● Stated problem
Every line of the records below should be restated exactly.

+-------+

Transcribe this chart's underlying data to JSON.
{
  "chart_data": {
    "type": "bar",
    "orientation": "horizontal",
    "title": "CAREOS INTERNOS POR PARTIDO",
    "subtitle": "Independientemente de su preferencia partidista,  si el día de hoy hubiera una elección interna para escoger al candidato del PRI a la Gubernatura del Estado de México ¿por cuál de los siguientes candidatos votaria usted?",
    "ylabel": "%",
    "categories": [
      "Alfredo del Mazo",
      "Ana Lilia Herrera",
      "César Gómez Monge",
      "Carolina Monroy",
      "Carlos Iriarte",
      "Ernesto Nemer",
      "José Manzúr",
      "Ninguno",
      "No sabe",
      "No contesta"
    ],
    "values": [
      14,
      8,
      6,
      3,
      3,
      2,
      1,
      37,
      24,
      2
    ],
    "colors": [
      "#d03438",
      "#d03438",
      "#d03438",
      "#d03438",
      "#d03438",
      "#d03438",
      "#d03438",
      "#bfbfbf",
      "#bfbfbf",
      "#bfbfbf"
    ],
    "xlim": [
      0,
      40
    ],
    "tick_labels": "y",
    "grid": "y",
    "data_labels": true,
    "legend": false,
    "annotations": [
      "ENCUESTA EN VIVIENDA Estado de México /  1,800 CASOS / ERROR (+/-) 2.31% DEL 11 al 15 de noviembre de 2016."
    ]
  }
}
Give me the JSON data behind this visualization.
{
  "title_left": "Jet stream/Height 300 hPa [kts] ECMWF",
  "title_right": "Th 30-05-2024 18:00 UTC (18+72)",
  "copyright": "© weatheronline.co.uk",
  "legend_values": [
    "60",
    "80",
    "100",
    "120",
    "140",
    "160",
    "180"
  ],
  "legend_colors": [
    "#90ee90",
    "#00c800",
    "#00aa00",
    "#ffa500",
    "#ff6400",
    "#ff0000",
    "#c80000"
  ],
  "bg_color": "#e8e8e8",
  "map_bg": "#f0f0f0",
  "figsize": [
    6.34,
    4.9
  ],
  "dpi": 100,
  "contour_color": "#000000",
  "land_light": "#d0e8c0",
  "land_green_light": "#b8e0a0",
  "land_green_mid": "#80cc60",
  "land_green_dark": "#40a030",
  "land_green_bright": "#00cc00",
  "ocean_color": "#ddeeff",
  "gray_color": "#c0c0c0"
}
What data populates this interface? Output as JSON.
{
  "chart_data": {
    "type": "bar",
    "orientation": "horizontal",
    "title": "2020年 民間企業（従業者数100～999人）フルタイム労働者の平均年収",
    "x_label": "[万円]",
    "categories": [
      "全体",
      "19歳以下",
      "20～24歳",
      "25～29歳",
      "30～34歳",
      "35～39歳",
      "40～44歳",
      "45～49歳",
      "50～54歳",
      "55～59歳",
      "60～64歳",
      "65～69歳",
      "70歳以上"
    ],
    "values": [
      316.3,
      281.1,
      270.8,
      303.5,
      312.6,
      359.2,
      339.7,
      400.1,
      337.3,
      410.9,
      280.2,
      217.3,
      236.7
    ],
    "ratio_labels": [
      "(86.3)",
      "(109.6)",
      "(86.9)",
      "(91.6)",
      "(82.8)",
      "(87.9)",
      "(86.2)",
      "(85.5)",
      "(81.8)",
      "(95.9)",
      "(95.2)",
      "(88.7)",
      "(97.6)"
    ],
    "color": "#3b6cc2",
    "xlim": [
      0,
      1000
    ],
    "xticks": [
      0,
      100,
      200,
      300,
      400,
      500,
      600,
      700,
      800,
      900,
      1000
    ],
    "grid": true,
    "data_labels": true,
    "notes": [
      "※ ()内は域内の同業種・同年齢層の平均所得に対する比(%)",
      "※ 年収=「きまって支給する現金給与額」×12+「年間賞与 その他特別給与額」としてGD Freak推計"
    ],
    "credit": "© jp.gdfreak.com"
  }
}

+-------+

● Result of the task
Transcribe this chart's underlying data to JSON.
{
  "chart_data": {
    "type": "bar",
    "orientation": "horizontal",
    "title": "CAREOS INTERNOS POR PARTIDO",
    "subtitle": "Independientemente de su preferencia partidista,  si el día de hoy hubiera una elección interna para escoger al candidato del PRI a la Gubernatura del Estado de México ¿por cuál de los siguientes candidatos votaria usted?",
    "ylabel": "%",
    "categories": [
      "Alfredo del Mazo",
      "Ana Lilia Herrera",
      "César Gómez Monge",
      "Carolina Monroy",
      "Carlos Iriarte",
      "Ernesto Nemer",
      "José Manzúr",
      "Ninguno",
      "No sabe",
      "No contesta"
    ],
    "values": [
      14,
      8,
      6,
      3,
      3,
      2,
      1,
      37,
      24,
      2
    ],
    "colors": [
      "#d03438",
      "#d03438",
      "#d03438",
      "#d03438",
      "#d03438",
      "#d03438",
      "#d03438",
      "#bfbfbf",
      "#bfbfbf",
      "#bfbfbf"
    ],
    "xlim": [
      0,
      40
    ],
    "tick_labels": "y",
    "grid": "y",
    "data_labels": true,
    "legend": false,
    "annotations": [
      "ENCUESTA EN VIVIENDA Estado de México /  1,800 CASOS / ERROR (+/-) 2.31% DEL 11 al 15 de noviembre de 2016."
    ]
  }
}
Give me the JSON data behind this visualization.
{
  "title_left": "Jet stream/Height 300 hPa [kts] ECMWF",
  "title_right": "Th 30-05-2024 18:00 UTC (18+72)",
  "copyright": "© weatheronline.co.uk",
  "legend_values": [
    "60",
    "80",
    "100",
    "120",
    "140",
    "160",
    "180"
  ],
  "legend_colors": [
    "#90ee90",
    "#00c800",
    "#00aa00",
    "#ffa500",
    "#ff6400",
    "#ff0000",
    "#c80000"
  ],
  "bg_color": "#e8e8e8",
  "map_bg": "#f0f0f0",
  "figsize": [
    6.34,
    4.9
  ],
  "dpi": 100,
  "contour_color": "#000000",
  "land_light": "#d0e8c0",
  "land_green_light": "#b8e0a0",
  "land_green_mid": "#80cc60",
  "land_green_dark": "#40a030",
  "land_green_bright": "#00cc00",
  "ocean_color": "#ddeeff",
  "gray_color": "#c0c0c0"
}
What data populates this interface? Output as JSON.
{
  "chart_data": {
    "type": "bar",
    "orientation": "horizontal",
    "title": "2020年 民間企業（従業者数100～999人）フルタイム労働者の平均年収",
    "x_label": "[万円]",
    "categories": [
      "全体",
      "19歳以下",
      "20～24歳",
      "25～29歳",
      "30～34歳",
      "35～39歳",
      "40～44歳",
      "45～49歳",
      "50～54歳",
      "55～59歳",
      "60～64歳",
      "65～69歳",
      "70歳以上"
    ],
    "values": [
      316.3,
      281.1,
      270.8,
      303.5,
      312.6,
      359.2,
      339.7,
      400.1,
      337.3,
      410.9,
      280.2,
      217.3,
      236.7
    ],
    "ratio_labels": [
      "(86.3)",
      "(109.6)",
      "(86.9)",
      "(91.6)",
      "(82.8)",
      "(87.9)",
      "(86.2)",
      "(85.5)",
      "(81.8)",
      "(95.9)",
      "(95.2)",
      "(88.7)",
      "(97.6)"
    ],
    "color": "#3b6cc2",
    "xlim": [
      0,
      1000
    ],
    "xticks": [
      0,
      100,
      200,
      300,
      400,
      500,
      600,
      700,
      800,
      900,
      1000
    ],
    "grid": true,
    "data_labels": true,
    "notes": [
      "※ ()内は域内の同業種・同年齢層の平均所得に対する比(%)",
      "※ 年収=「きまって支給する現金給与額」×12+「年間賞与 その他特別給与額」としてGD Freak推計"
    ],
    "credit": "© jp.gdfreak.com"
  }
}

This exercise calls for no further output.